**WHAT IS BEING ASKED:**
Write out all the data again, exactly as it stands.

--- Start of SOURCE RECORDS ---

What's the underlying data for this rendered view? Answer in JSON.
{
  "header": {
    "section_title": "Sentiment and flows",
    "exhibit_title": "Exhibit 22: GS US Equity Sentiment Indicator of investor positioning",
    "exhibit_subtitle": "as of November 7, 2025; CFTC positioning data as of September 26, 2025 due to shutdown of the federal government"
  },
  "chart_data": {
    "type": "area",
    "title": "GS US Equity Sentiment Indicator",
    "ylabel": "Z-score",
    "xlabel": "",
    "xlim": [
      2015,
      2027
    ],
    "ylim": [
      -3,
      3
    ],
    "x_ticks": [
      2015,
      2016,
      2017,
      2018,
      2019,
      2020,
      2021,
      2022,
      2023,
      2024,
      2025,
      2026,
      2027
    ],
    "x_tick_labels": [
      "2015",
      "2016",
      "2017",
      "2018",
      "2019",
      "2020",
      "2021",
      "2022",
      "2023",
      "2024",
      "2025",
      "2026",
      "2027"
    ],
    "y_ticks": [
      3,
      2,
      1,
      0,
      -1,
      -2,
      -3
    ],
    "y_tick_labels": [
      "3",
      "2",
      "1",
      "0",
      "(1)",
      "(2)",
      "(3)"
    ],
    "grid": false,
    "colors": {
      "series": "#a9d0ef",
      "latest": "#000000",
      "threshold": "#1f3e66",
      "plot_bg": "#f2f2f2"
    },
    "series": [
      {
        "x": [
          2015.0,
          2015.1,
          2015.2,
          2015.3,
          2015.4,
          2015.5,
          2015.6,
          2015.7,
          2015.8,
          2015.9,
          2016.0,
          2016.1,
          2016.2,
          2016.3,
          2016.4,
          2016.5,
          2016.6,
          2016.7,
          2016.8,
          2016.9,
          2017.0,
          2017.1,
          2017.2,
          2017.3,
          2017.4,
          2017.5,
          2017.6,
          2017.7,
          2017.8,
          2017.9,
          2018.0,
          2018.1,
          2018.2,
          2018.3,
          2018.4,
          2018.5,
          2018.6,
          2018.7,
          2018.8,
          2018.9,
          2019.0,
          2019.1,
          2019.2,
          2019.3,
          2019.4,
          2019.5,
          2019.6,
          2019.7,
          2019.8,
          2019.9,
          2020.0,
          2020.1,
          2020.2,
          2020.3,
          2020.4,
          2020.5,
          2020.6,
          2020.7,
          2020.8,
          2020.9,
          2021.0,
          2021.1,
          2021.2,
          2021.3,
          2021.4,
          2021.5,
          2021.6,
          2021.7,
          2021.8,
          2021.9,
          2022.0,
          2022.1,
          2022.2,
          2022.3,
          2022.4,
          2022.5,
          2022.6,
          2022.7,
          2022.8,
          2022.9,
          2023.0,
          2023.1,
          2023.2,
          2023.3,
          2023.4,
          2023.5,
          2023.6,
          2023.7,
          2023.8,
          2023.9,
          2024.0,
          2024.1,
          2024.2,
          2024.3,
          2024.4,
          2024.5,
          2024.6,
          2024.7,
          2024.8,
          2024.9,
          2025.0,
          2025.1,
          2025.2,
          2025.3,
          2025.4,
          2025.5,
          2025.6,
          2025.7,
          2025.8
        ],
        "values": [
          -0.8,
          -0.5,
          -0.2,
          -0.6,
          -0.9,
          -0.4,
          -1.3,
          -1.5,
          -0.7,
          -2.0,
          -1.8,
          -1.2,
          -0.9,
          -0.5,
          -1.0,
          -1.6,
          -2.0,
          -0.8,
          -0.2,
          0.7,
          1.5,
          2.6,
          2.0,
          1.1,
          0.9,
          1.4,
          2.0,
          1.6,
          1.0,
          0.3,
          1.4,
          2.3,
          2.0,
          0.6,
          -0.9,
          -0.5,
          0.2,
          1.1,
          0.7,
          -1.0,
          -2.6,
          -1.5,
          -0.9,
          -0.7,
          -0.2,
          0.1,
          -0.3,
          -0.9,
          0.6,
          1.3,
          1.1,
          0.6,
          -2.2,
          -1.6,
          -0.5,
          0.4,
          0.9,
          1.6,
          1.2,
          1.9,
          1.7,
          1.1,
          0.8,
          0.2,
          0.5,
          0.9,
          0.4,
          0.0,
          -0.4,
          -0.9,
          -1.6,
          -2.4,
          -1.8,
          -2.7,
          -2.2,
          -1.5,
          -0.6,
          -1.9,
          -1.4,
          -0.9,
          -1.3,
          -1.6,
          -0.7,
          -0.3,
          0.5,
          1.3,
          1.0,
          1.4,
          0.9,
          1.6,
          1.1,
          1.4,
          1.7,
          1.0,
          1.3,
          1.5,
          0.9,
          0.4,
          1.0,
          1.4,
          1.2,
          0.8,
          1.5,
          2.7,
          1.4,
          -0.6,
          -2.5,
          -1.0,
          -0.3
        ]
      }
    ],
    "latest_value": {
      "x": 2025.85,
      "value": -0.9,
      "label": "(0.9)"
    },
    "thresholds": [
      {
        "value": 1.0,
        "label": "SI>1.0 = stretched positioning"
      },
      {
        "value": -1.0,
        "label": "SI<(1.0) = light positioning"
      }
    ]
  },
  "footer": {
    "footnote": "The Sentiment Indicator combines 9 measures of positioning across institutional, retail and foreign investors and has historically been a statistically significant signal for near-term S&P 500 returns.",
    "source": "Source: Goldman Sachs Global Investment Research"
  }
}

--- End of SOURCE RECORDS ---

**CORRECT RESULT:**
What's the underlying data for this rendered view? Answer in JSON.
{
  "header": {
    "section_title": "Sentiment and flows",
    "exhibit_title": "Exhibit 22: GS US Equity Sentiment Indicator of investor positioning",
    "exhibit_subtitle": "as of November 7, 2025; CFTC positioning data as of September 26, 2025 due to shutdown of the federal government"
  },
  "chart_data": {
    "type": "area",
    "title": "GS US Equity Sentiment Indicator",
    "ylabel": "Z-score",
    "xlabel": "",
    "xlim": [
      2015,
      2027
    ],
    "ylim": [
      -3,
      3
    ],
    "x_ticks": [
      2015,
      2016,
      2017,
      2018,
      2019,
      2020,
      2021,
      2022,
      2023,
      2024,
      2025,
      2026,
      2027
    ],
    "x_tick_labels": [
      "2015",
      "2016",
      "2017",
      "2018",
      "2019",
      "2020",
      "2021",
      "2022",
      "2023",
      "2024",
      "2025",
      "2026",
      "2027"
    ],
    "y_ticks": [
      3,
      2,
      1,
      0,
      -1,
      -2,
      -3
    ],
    "y_tick_labels": [
      "3",
      "2",
      "1",
      "0",
      "(1)",
      "(2)",
      "(3)"
    ],
    "grid": false,
    "colors": {
      "series": "#a9d0ef",
      "latest": "#000000",
      "threshold": "#1f3e66",
      "plot_bg": "#f2f2f2"
    },
    "series": [
      {
        "x": [
          2015.0,
          2015.1,
          2015.2,
          2015.3,
          2015.4,
          2015.5,
          2015.6,
          2015.7,
          2015.8,
          2015.9,
          2016.0,
          2016.1,
          2016.2,
          2016.3,
          2016.4,
          2016.5,
          2016.6,
          2016.7,
          2016.8,
          2016.9,
          2017.0,
          2017.1,
          2017.2,
          2017.3,
          2017.4,
          2017.5,
          2017.6,
          2017.7,
          2017.8,
          2017.9,
          2018.0,
          2018.1,
          2018.2,
          2018.3,
          2018.4,
          2018.5,
          2018.6,
          2018.7,
          2018.8,
          2018.9,
          2019.0,
          2019.1,
          2019.2,
          2019.3,
          2019.4,
          2019.5,
          2019.6,
          2019.7,
          2019.8,
          2019.9,
          2020.0,
          2020.1,
          2020.2,
          2020.3,
          2020.4,
          2020.5,
          2020.6,
          2020.7,
          2020.8,
          2020.9,
          2021.0,
          2021.1,
          2021.2,
          2021.3,
          2021.4,
          2021.5,
          2021.6,
          2021.7,
          2021.8,
          2021.9,
          2022.0,
          2022.1,
          2022.2,
          2022.3,
          2022.4,
          2022.5,
          2022.6,
          2022.7,
          2022.8,
          2022.9,
          2023.0,
          2023.1,
          2023.2,
          2023.3,
          2023.4,
          2023.5,
          2023.6,
          2023.7,
          2023.8,
          2023.9,
          2024.0,
          2024.1,
          2024.2,
          2024.3,
          2024.4,
          2024.5,
          2024.6,
          2024.7,
          2024.8,
          2024.9,
          2025.0,
          2025.1,
          2025.2,
          2025.3,
          2025.4,
          2025.5,
          2025.6,
          2025.7,
          2025.8
        ],
        "values": [
          -0.8,
          -0.5,
          -0.2,
          -0.6,
          -0.9,
          -0.4,
          -1.3,
          -1.5,
          -0.7,
          -2.0,
          -1.8,
          -1.2,
          -0.9,
          -0.5,
          -1.0,
          -1.6,
          -2.0,
          -0.8,
          -0.2,
          0.7,
          1.5,
          2.6,
          2.0,
          1.1,
          0.9,
          1.4,
          2.0,
          1.6,
          1.0,
          0.3,
          1.4,
          2.3,
          2.0,
          0.6,
          -0.9,
          -0.5,
          0.2,
          1.1,
          0.7,
          -1.0,
          -2.6,
          -1.5,
          -0.9,
          -0.7,
          -0.2,
          0.1,
          -0.3,
          -0.9,
          0.6,
          1.3,
          1.1,
          0.6,
          -2.2,
          -1.6,
          -0.5,
          0.4,
          0.9,
          1.6,
          1.2,
          1.9,
          1.7,
          1.1,
          0.8,
          0.2,
          0.5,
          0.9,
          0.4,
          0.0,
          -0.4,
          -0.9,
          -1.6,
          -2.4,
          -1.8,
          -2.7,
          -2.2,
          -1.5,
          -0.6,
          -1.9,
          -1.4,
          -0.9,
          -1.3,
          -1.6,
          -0.7,
          -0.3,
          0.5,
          1.3,
          1.0,
          1.4,
          0.9,
          1.6,
          1.1,
          1.4,
          1.7,
          1.0,
          1.3,
          1.5,
          0.9,
          0.4,
          1.0,
          1.4,
          1.2,
          0.8,
          1.5,
          2.7,
          1.4,
          -0.6,
          -2.5,
          -1.0,
          -0.3
        ]
      }
    ],
    "latest_value": {
      "x": 2025.85,
      "value": -0.9,
      "label": "(0.9)"
    },
    "thresholds": [
      {
        "value": 1.0,
        "label": "SI>1.0 = stretched positioning"
      },
      {
        "value": -1.0,
        "label": "SI<(1.0) = light positioning"
      }
    ]
  },
  "footer": {
    "footnote": "The Sentiment Indicator combines 9 measures of positioning across institutional, retail and foreign investors and has historically been a statistically significant signal for near-term S&P 500 returns.",
    "source": "Source: Goldman Sachs Global Investment Research"
  }
}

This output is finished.